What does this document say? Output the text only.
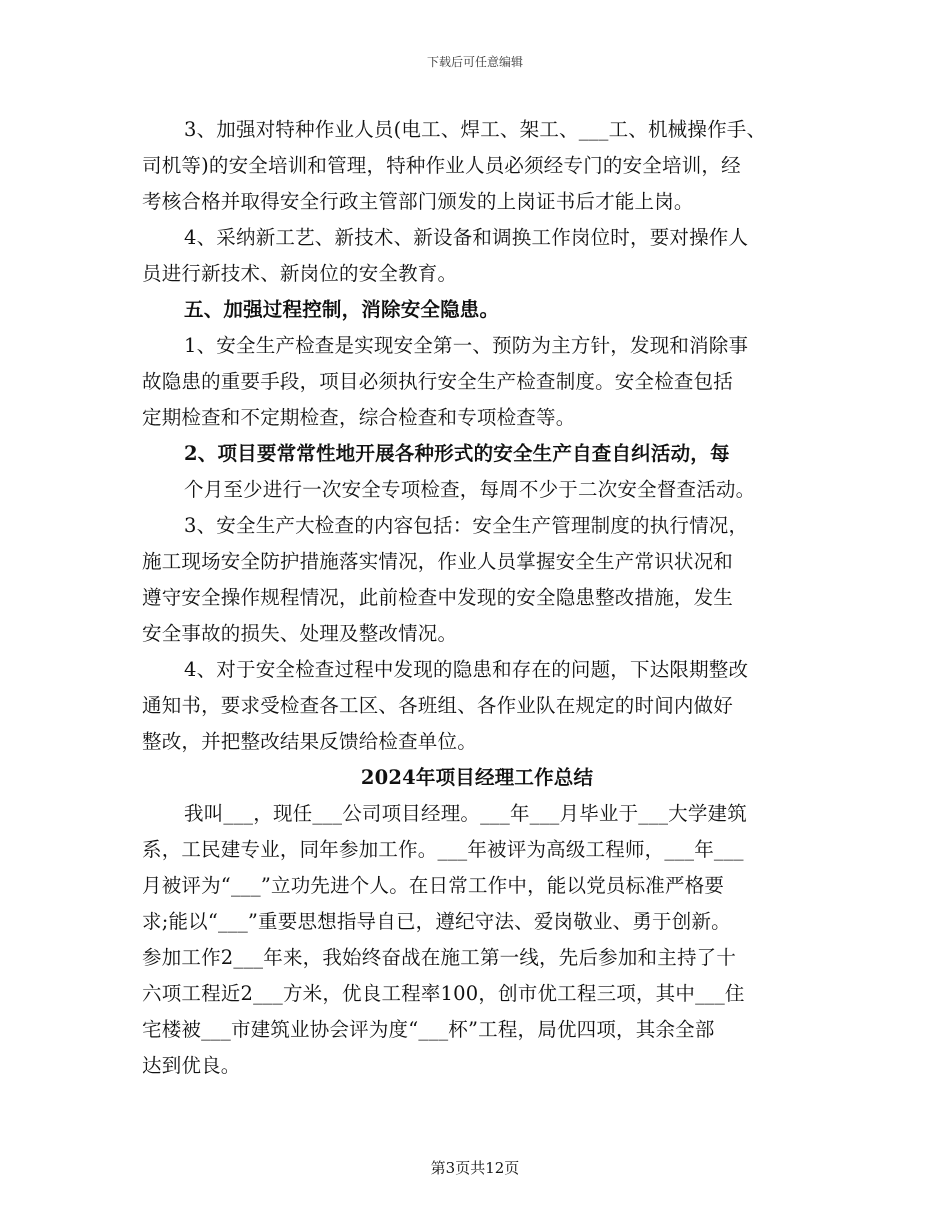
下载后可任意编辑
3、加强对特种作业人员(电工、焊工、架工、___工、机械操作手、
司机等)的安全培训和管理，特种作业人员必须经专门的安全培训，经
考核合格并取得安全行政主管部门颁发的上岗证书后才能上岗。
4、采纳新工艺、新技术、新设备和调换工作岗位时，要对操作人
员进行新技术、新岗位的安全教育。
五、加强过程控制，消除安全隐患。
1、安全生产检查是实现安全第一、预防为主方针，发现和消除事
故隐患的重要手段，项目必须执行安全生产检查制度。安全检查包括
定期检查和不定期检查，综合检查和专项检查等。
2、项目要常常性地开展各种形式的安全生产自查自纠活动，每
个月至少进行一次安全专项检查，每周不少于二次安全督查活动。
3、安全生产大检查的内容包括：安全生产管理制度的执行情况，
施工现场安全防护措施落实情况，作业人员掌握安全生产常识状况和
遵守安全操作规程情况，此前检查中发现的安全隐患整改措施，发生
安全事故的损失、处理及整改情况。
4、对于安全检查过程中发现的隐患和存在的问题，下达限期整改
通知书，要求受检查各工区、各班组、各作业队在规定的时间内做好
整改，并把整改结果反馈给检查单位。
2024年项目经理工作总结
我叫___，现任___公司项目经理。___年___月毕业于___大学建筑
系，工民建专业，同年参加工作。___年被评为高级工程师，___年___
月被评为“___”立功先进个人。在日常工作中，能以党员标准严格要
求;能以“___”重要思想指导自已，遵纪守法、爱岗敬业、勇于创新。
参加工作2___年来，我始终奋战在施工第一线，先后参加和主持了十
六项工程近2___方米，优良工程率100，创市优工程三项，其中___住
宅楼被___市建筑业协会评为度“___杯”工程，局优四项，其余全部
达到优良。
第3页共12页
-.-.-
**Given task**: Copy out all of the material exactly as written, without its pictures.

**Full answer**:
What does this document say? Output the text only.
下载后可任意编辑
3、加强对特种作业人员(电工、焊工、架工、___工、机械操作手、
司机等)的安全培训和管理，特种作业人员必须经专门的安全培训，经
考核合格并取得安全行政主管部门颁发的上岗证书后才能上岗。
4、采纳新工艺、新技术、新设备和调换工作岗位时，要对操作人
员进行新技术、新岗位的安全教育。
五、加强过程控制，消除安全隐患。
1、安全生产检查是实现安全第一、预防为主方针，发现和消除事
故隐患的重要手段，项目必须执行安全生产检查制度。安全检查包括
定期检查和不定期检查，综合检查和专项检查等。
2、项目要常常性地开展各种形式的安全生产自查自纠活动，每
个月至少进行一次安全专项检查，每周不少于二次安全督查活动。
3、安全生产大检查的内容包括：安全生产管理制度的执行情况，
施工现场安全防护措施落实情况，作业人员掌握安全生产常识状况和
遵守安全操作规程情况，此前检查中发现的安全隐患整改措施，发生
安全事故的损失、处理及整改情况。
4、对于安全检查过程中发现的隐患和存在的问题，下达限期整改
通知书，要求受检查各工区、各班组、各作业队在规定的时间内做好
整改，并把整改结果反馈给检查单位。
2024年项目经理工作总结
我叫___，现任___公司项目经理。___年___月毕业于___大学建筑
系，工民建专业，同年参加工作。___年被评为高级工程师，___年___
月被评为“___”立功先进个人。在日常工作中，能以党员标准严格要
求;能以“___”重要思想指导自已，遵纪守法、爱岗敬业、勇于创新。
参加工作2___年来，我始终奋战在施工第一线，先后参加和主持了十
六项工程近2___方米，优良工程率100，创市优工程三项，其中___住
宅楼被___市建筑业协会评为度“___杯”工程，局优四项，其余全部
达到优良。
第3页共12页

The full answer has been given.